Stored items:

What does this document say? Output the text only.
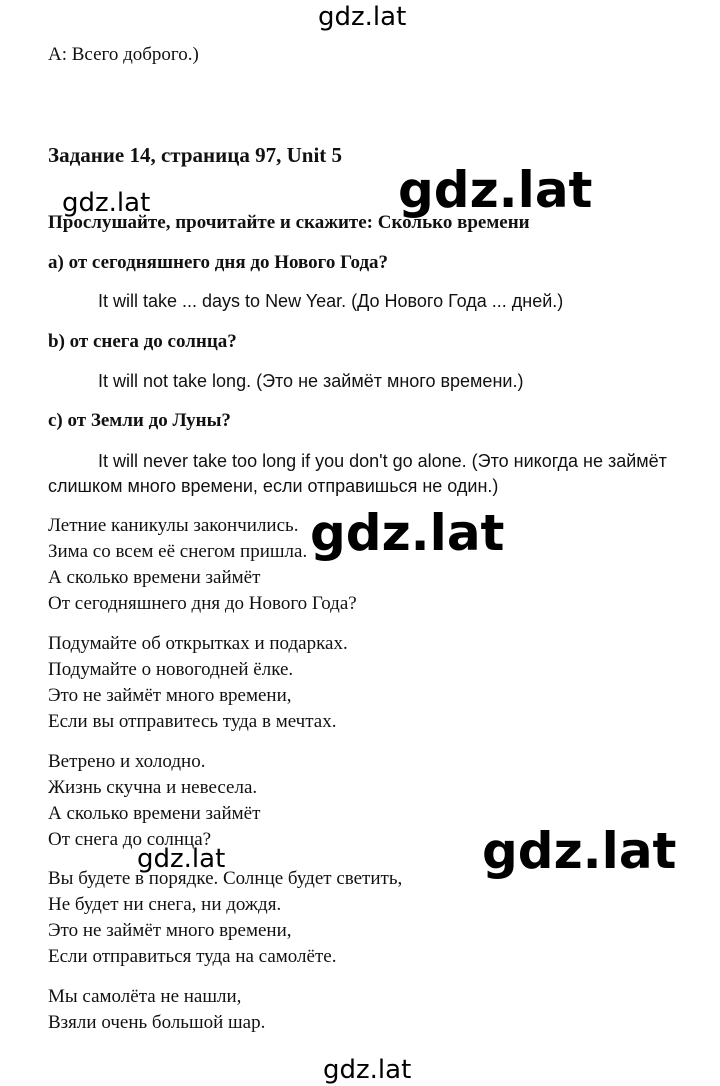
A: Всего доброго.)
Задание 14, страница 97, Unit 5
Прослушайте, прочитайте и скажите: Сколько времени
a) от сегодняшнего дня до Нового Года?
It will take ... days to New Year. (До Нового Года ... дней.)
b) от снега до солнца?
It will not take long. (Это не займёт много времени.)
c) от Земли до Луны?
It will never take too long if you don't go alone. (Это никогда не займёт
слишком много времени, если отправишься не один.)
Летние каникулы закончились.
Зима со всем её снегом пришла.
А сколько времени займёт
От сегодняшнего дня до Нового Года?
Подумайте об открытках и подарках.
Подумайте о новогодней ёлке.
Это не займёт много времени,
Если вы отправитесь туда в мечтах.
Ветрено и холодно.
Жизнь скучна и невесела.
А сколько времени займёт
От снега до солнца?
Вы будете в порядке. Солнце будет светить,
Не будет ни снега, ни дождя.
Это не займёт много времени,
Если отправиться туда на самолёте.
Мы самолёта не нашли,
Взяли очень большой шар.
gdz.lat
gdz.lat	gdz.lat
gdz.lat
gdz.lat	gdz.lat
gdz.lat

Exercise goal
Locate the lines above that contain "long" and copy them.

Written solution
It will not take long. (Это не займёт много времени.)
It will never take too long if you don't go alone. (Это никогда не займёт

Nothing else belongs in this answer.